▶ _WORK REQUEST A_: Quote the Mother's Day blog post between "Three years ago, I" and "What a day!", inclusive.
▶ _WORK REQUEST B_: Sum up the Mother's Day blog post in two sentences.
▶ _WORK REQUEST C_: Proceed with the Mother's Day blog post from the point where it stops.

▶ _SOURCE DOCUMENT_:
===

Mother's Day

>> Sunday, May 9, 2010

My Mom came to Beijing for Sam's baptism in 2008. In honor of her and her great trek, I've included a few pictures. The Temple of Heaven



Hanging out with the bird guys



The Bird's Nest in Beijing


A stone lion at the 17 arch bridge at the Summer Palace


Peking Duck for Thanksgiving dinner

Today is Mother's Day. Most Mother's Days find me in the congregation either fuming at the speakers for misogyny, grieving for lost children, or guiltily trying to think about anything but my failings as a mother. No kidding.

Three years ago, I had just lost twins at 15 weeks of pregnancy. Six months earlier I had lost another baby. These were hard-fought-for babies. Their loss brought unbelievable grief. The branch president looked at me and talked about those moms who couldn't have children. I had held it together o.k. until then, but that did me in. I tried to stifle my sobs until the end of sacrament meeting. I almost made it. I'm sure the people in back of me could see my heaving chest and just after the meeting ended I collapsed into a ball of tears. What a day!

===

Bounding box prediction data
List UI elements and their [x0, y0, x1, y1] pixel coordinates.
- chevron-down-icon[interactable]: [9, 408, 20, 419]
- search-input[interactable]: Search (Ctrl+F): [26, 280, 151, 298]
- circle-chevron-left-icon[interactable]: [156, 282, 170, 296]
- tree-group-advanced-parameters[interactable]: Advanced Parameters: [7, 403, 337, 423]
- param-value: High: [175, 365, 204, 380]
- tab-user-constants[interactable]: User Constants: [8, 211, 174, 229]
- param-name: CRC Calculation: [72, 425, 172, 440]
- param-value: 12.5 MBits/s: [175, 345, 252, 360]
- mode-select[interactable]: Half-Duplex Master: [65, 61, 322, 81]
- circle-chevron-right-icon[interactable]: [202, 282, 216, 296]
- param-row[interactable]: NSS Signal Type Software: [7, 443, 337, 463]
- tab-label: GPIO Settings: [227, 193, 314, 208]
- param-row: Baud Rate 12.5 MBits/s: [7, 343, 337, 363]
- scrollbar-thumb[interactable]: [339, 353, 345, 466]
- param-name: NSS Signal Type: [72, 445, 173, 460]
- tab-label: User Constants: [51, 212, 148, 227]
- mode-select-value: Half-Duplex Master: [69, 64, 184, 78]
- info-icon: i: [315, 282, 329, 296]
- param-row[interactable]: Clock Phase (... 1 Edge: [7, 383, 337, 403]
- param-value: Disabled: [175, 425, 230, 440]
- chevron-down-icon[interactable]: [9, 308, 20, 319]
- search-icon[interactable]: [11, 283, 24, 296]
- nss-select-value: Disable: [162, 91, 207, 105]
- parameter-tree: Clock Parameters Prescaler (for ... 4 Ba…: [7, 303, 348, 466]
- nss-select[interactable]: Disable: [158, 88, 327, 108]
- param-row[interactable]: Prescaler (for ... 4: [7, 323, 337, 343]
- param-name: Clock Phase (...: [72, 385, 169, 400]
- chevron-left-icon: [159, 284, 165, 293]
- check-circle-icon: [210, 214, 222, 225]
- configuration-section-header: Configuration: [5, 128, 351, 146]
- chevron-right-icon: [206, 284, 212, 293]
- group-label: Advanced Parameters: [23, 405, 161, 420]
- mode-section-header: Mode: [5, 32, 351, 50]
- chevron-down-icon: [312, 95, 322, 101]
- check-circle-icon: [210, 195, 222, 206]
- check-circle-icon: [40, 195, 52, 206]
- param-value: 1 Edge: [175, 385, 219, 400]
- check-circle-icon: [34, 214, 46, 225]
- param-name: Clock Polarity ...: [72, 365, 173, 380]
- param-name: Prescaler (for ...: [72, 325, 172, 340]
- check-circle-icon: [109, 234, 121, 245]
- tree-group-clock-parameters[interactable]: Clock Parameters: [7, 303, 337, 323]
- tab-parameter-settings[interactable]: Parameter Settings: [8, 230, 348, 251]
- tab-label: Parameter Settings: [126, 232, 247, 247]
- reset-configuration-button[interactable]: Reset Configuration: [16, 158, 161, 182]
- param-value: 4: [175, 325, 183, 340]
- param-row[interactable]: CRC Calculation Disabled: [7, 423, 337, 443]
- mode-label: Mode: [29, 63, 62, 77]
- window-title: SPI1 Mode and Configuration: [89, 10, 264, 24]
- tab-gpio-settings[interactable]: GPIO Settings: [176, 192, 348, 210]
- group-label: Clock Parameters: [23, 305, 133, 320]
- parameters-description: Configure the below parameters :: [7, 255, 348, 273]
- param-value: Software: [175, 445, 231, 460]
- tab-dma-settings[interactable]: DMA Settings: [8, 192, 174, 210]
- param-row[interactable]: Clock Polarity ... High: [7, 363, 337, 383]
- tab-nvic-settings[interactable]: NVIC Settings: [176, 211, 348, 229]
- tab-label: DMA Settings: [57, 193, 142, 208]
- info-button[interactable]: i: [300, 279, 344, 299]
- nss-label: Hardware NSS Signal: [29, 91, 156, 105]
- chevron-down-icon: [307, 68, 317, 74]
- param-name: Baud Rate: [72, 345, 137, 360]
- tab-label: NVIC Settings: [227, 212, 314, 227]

===

▶ _WRITTEN ANSWER A_:
Three years ago, I had just lost twins at 15 weeks of pregnancy. Six months earlier I had lost another baby. These were hard-fought-for babies. Their loss brought unbelievable grief. The branch president looked at me and talked about those moms who couldn't have children. I had held it together o.k. until then, but that did me in. I tried to stifle my sobs until the end of sacrament meeting. I almost made it. I'm sure the people in back of me could see my heaving chest and just after the meeting ended I collapsed into a ball of tears. What a day!

▶ _WRITTEN ANSWER B_: The writer's mother came to Beijing for Sam's baptism in 2008, and the post includes a few pictures in her honor, among them the Temple of Heaven and a Peking Duck Thanksgiving dinner. Most Mother's Days find the writer in the congregation fuming, grieving, or feeling guilty, and three years earlier, soon after losing twins at 15 weeks of pregnancy and another baby six months before, the writer collapsed in tears after the branch president talked about moms who couldn't have children.

▶ _WRITTEN ANSWER C_:
The last year wasn't any better but at least I made it through sacrament meeting.

And can I just say that most Mother's Day talks are full of "should"s and "shouldn't"s? Even if the speaker is talking about their own mother, I can feel myself comparing my mothering skills to hers. It's always a FAIL.

I've actually tried to work out in my mind what kind of Mother's Day talk I would give, if ever asked. Probably talk about the divine nature of motherhood. Look at some scriptural examples of motherhood, try to talk about real mothers, just not glorify or try to put a rosy spin in it. Truthfully, I can't come up with anything different than what other people say--and I don't like those talks. That's probably why they don't ask me!

So, this morning I woke up fully knowing that it's Mother's Day. And, you know what? I didn't feel grief, or guilt, or frustration. I went to church and enjoyed (wait, did I say enjoyed?!) the talks even with a few "should"s and "shouldn't"s. I came home and remember that my family was going to give me gifts and got genuinely excited about it. I took a welcome nap and enjoyed a foot massage. All in all, it's been a great day. My first Mother's Day I've ever enjoyed. What a sweet time.

I also have to say that no Mother's Day would be complete without acknowledging my own mom. Here are some things I love about her:

1. She is a go-getter. If there's something that needs to be done, she'll figure a way to get it done. She figured out that with six kids, a little medical knowledge would be helpful. So, she started to read medical books. She could totally keep up with the doctors and has maybe even saved a life or two with her knowledge.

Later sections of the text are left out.